----- EXTRACTED INFORMATION

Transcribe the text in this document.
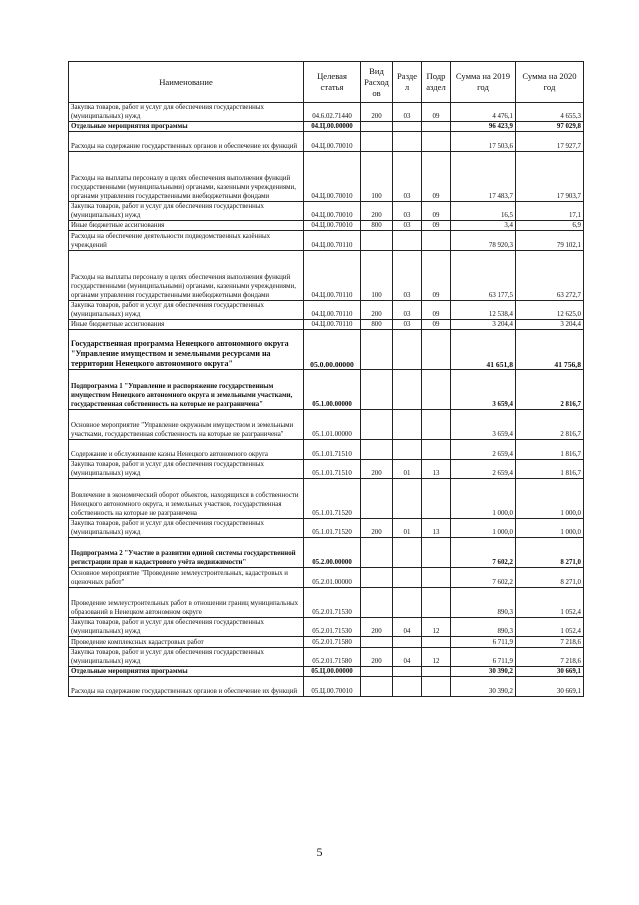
Наименование	Целевая статья	Вид Расход ов	Разде л	Подр аздел	Сумма на 2019 год	Сумма на 2020 год
Закупка товаров, работ и услуг для обеспечения государственных (муниципальных) нужд	04.6.02.71440	200	03	09	4 476,1	4 655,3
Отдельные мероприятия программы	04.Ц.00.00000				96 423,9	97 029,8
Расходы на содержание государственных органов и обеспечение их функций	04.Ц.00.70010				17 503,6	17 927,7
Расходы на выплаты персоналу в целях обеспечения выполнения функций государственными (муниципальными) органами, казенными учреждениями, органами управления государственными внебюджетными фондами	04.Ц.00.70010	100	03	09	17 483,7	17 903,7
Закупка товаров, работ и услуг для обеспечения государственных (муниципальных) нужд	04.Ц.00.70010	200	03	09	16,5	17,1
Иные бюджетные ассигнования	04.Ц.00.70010	800	03	09	3,4	6,9
Расходы на обеспечение деятельности подведомственных казённых учреждений	04.Ц.00.70110				78 920,3	79 102,1
Расходы на выплаты персоналу в целях обеспечения выполнения функций государственными (муниципальными) органами, казенными учреждениями, органами управления государственными внебюджетными фондами	04.Ц.00.70110	100	03	09	63 177,5	63 272,7
Закупка товаров, работ и услуг для обеспечения государственных (муниципальных) нужд	04.Ц.00.70110	200	03	09	12 538,4	12 625,0
Иные бюджетные ассигнования	04.Ц.00.70110	800	03	09	3 204,4	3 204,4
Государственная программа Ненецкого автономного округа "Управление имуществом и земельными ресурсами на территории Ненецкого автономного округа"	05.0.00.00000				41 651,8	41 756,8
Подпрограмма 1 "Управление и распоряжение государственным имуществом Ненецкого автономного округа и земельными участками, государственная собственность на которые не разграничена"	05.1.00.00000				3 659,4	2 816,7
Основное мероприятие "Управление окружным имуществом и земельными участками, государственная собственность на которые не разграничена"	05.1.01.00000				3 659,4	2 816,7
Содержание и обслуживание казны Ненецкого автономного округа	05.1.01.71510				2 659,4	1 816,7
Закупка товаров, работ и услуг для обеспечения государственных (муниципальных) нужд	05.1.01.71510	200	01	13	2 659,4	1 816,7
Вовлечение в экономический оборот объектов, находящихся в собственности Ненецкого автономного округа, и земельных участков, государственная собственность на которые не разграничена	05.1.01.71520				1 000,0	1 000,0
Закупка товаров, работ и услуг для обеспечения государственных (муниципальных) нужд	05.1.01.71520	200	01	13	1 000,0	1 000,0
Подпрограмма 2 "Участие в развитии единой системы государственной регистрации прав и кадастрового учёта недвижимости"	05.2.00.00000				7 602,2	8 271,0
Основное мероприятие "Проведение землеустроительных, кадастровых и оценочных работ"	05.2.01.00000				7 602,2	8 271,0
Проведение землеустроительных работ в отношении границ муниципальных образований в Ненецком автономном округе	05.2.01.71530				890,3	1 052,4
Закупка товаров, работ и услуг для обеспечения государственных (муниципальных) нужд	05.2.01.71530	200	04	12	890,3	1 052,4
Проведение комплексных кадастровых работ	05.2.01.71580				6 711,9	7 218,6
Закупка товаров, работ и услуг для обеспечения государственных (муниципальных) нужд	05.2.01.71580	200	04	12	6 711,9	7 218,6
Отдельные мероприятия программы	05.Ц.00.00000				30 390,2	30 669,1
Расходы на содержание государственных органов и обеспечение их функций	05.Ц.00.70010				30 390,2	30 669,1
5
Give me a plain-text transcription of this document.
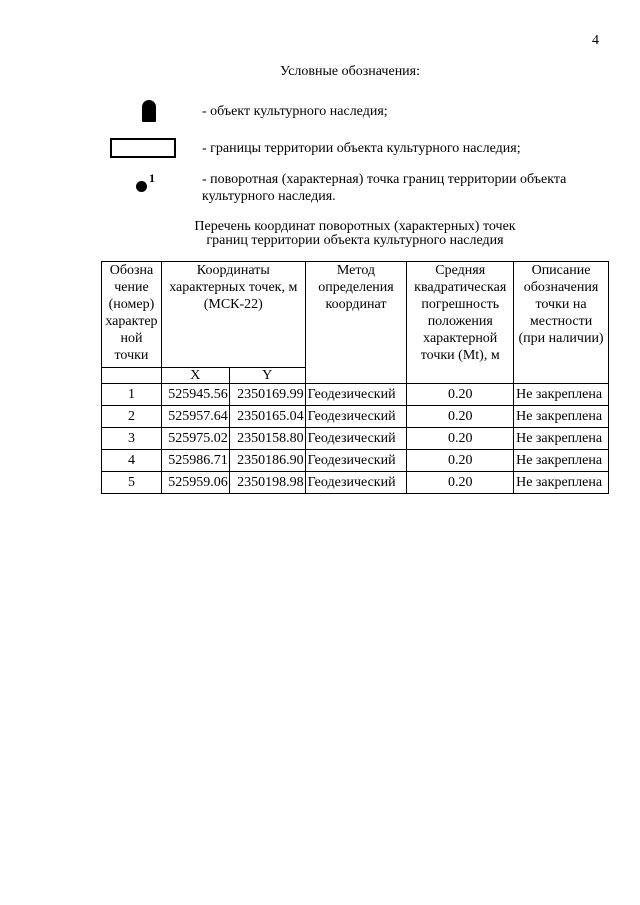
4
Условные обозначения:
- объект культурного наследия;
- границы территории объекта культурного наследия;
1	- поворотная (характерная) точка границ территории объекта культурного наследия.
Перечень координат поворотных (характерных) точек
границ территории объекта культурного наследия
Обозна чение (номер) характер ной точки	Координаты характерных точек, м (МСК-22)		Метод определения координат	Средняя квадратическая погрешность положения характерной точки (Mt), м	Описание обозначения точки на местности (при наличии)

	X	Y			
1	525945.56	2350169.99	Геодезический	0.20	Не закреплена
2	525957.64	2350165.04	Геодезический	0.20	Не закреплена
3	525975.02	2350158.80	Геодезический	0.20	Не закреплена
4	525986.71	2350186.90	Геодезический	0.20	Не закреплена
5	525959.06	2350198.98	Геодезический	0.20	Не закреплена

----------

* WHAT YOU HAVE TO DO: Give the entries again word for word, but skip the pictures.

* EXERCISE RESULT:
Transcribe the text in this document.
Наименование	Целевая статья	Вид Расход ов	Разде л	Подр аздел	Сумма на 2019 год	Сумма на 2020 год
Закупка товаров, работ и услуг для обеспечения государственных (муниципальных) нужд	04.6.02.71440	200	03	09	4 476,1	4 655,3
Отдельные мероприятия программы	04.Ц.00.00000				96 423,9	97 029,8
Расходы на содержание государственных органов и обеспечение их функций	04.Ц.00.70010				17 503,6	17 927,7
Расходы на выплаты персоналу в целях обеспечения выполнения функций государственными (муниципальными) органами, казенными учреждениями, органами управления государственными внебюджетными фондами	04.Ц.00.70010	100	03	09	17 483,7	17 903,7
Закупка товаров, работ и услуг для обеспечения государственных (муниципальных) нужд	04.Ц.00.70010	200	03	09	16,5	17,1
Иные бюджетные ассигнования	04.Ц.00.70010	800	03	09	3,4	6,9
Расходы на обеспечение деятельности подведомственных казённых учреждений	04.Ц.00.70110				78 920,3	79 102,1
Расходы на выплаты персоналу в целях обеспечения выполнения функций государственными (муниципальными) органами, казенными учреждениями, органами управления государственными внебюджетными фондами	04.Ц.00.70110	100	03	09	63 177,5	63 272,7
Закупка товаров, работ и услуг для обеспечения государственных (муниципальных) нужд	04.Ц.00.70110	200	03	09	12 538,4	12 625,0
Иные бюджетные ассигнования	04.Ц.00.70110	800	03	09	3 204,4	3 204,4
Государственная программа Ненецкого автономного округа "Управление имуществом и земельными ресурсами на территории Ненецкого автономного округа"	05.0.00.00000				41 651,8	41 756,8
Подпрограмма 1 "Управление и распоряжение государственным имуществом Ненецкого автономного округа и земельными участками, государственная собственность на которые не разграничена"	05.1.00.00000				3 659,4	2 816,7
Основное мероприятие "Управление окружным имуществом и земельными участками, государственная собственность на которые не разграничена"	05.1.01.00000				3 659,4	2 816,7
Содержание и обслуживание казны Ненецкого автономного округа	05.1.01.71510				2 659,4	1 816,7
Закупка товаров, работ и услуг для обеспечения государственных (муниципальных) нужд	05.1.01.71510	200	01	13	2 659,4	1 816,7
Вовлечение в экономический оборот объектов, находящихся в собственности Ненецкого автономного округа, и земельных участков, государственная собственность на которые не разграничена	05.1.01.71520				1 000,0	1 000,0
Закупка товаров, работ и услуг для обеспечения государственных (муниципальных) нужд	05.1.01.71520	200	01	13	1 000,0	1 000,0
Подпрограмма 2 "Участие в развитии единой системы государственной регистрации прав и кадастрового учёта недвижимости"	05.2.00.00000				7 602,2	8 271,0
Основное мероприятие "Проведение землеустроительных, кадастровых и оценочных работ"	05.2.01.00000				7 602,2	8 271,0
Проведение землеустроительных работ в отношении границ муниципальных образований в Ненецком автономном округе	05.2.01.71530				890,3	1 052,4
Закупка товаров, работ и услуг для обеспечения государственных (муниципальных) нужд	05.2.01.71530	200	04	12	890,3	1 052,4
Проведение комплексных кадастровых работ	05.2.01.71580				6 711,9	7 218,6
Закупка товаров, работ и услуг для обеспечения государственных (муниципальных) нужд	05.2.01.71580	200	04	12	6 711,9	7 218,6
Отдельные мероприятия программы	05.Ц.00.00000				30 390,2	30 669,1
Расходы на содержание государственных органов и обеспечение их функций	05.Ц.00.70010				30 390,2	30 669,1
5
Give me a plain-text transcription of this document.
4
Условные обозначения:
- объект культурного наследия;
- границы территории объекта культурного наследия;
1	- поворотная (характерная) точка границ территории объекта культурного наследия.
Перечень координат поворотных (характерных) точек
границ территории объекта культурного наследия
Обозна чение (номер) характер ной точки	Координаты характерных точек, м (МСК-22)		Метод определения координат	Средняя квадратическая погрешность положения характерной точки (Mt), м	Описание обозначения точки на местности (при наличии)

	X	Y			
1	525945.56	2350169.99	Геодезический	0.20	Не закреплена
2	525957.64	2350165.04	Геодезический	0.20	Не закреплена
3	525975.02	2350158.80	Геодезический	0.20	Не закреплена
4	525986.71	2350186.90	Геодезический	0.20	Не закреплена
5	525959.06	2350198.98	Геодезический	0.20	Не закреплена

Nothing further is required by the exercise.